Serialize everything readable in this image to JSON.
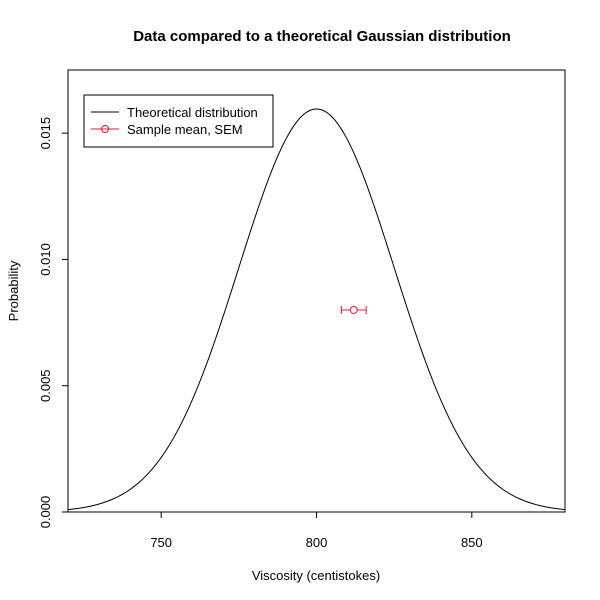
{
  "chart_data": {
    "type": "line",
    "title": "Data compared to a theoretical Gaussian distribution",
    "xlabel": "Viscosity (centistokes)",
    "ylabel": "Probability",
    "xlim": [
      720,
      880
    ],
    "ylim": [
      0,
      0.0175
    ],
    "x_ticks": [
      750,
      800,
      850
    ],
    "x_tick_labels": [
      "750",
      "800",
      "850"
    ],
    "y_ticks": [
      0.0,
      0.005,
      0.01,
      0.015
    ],
    "y_tick_labels": [
      "0.000",
      "0.005",
      "0.010",
      "0.015"
    ],
    "series": [
      {
        "name": "Theoretical distribution",
        "kind": "gaussian",
        "mean": 800,
        "sd": 25,
        "x_range": [
          720,
          880
        ],
        "color": "#000000"
      },
      {
        "name": "Sample mean, SEM",
        "kind": "errorbar-point",
        "x": 812,
        "y": 0.008,
        "x_err": [
          808,
          816
        ],
        "color": "#e8142f"
      }
    ],
    "legend": {
      "position": "top-left",
      "entries": [
        "Theoretical distribution",
        "Sample mean, SEM"
      ]
    }
  }
}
§
Which lines of the data above contain "Sample"? Copy each one.

* WORKED ANSWER
        "name": "Sample mean, SEM",
        "Sample mean, SEM"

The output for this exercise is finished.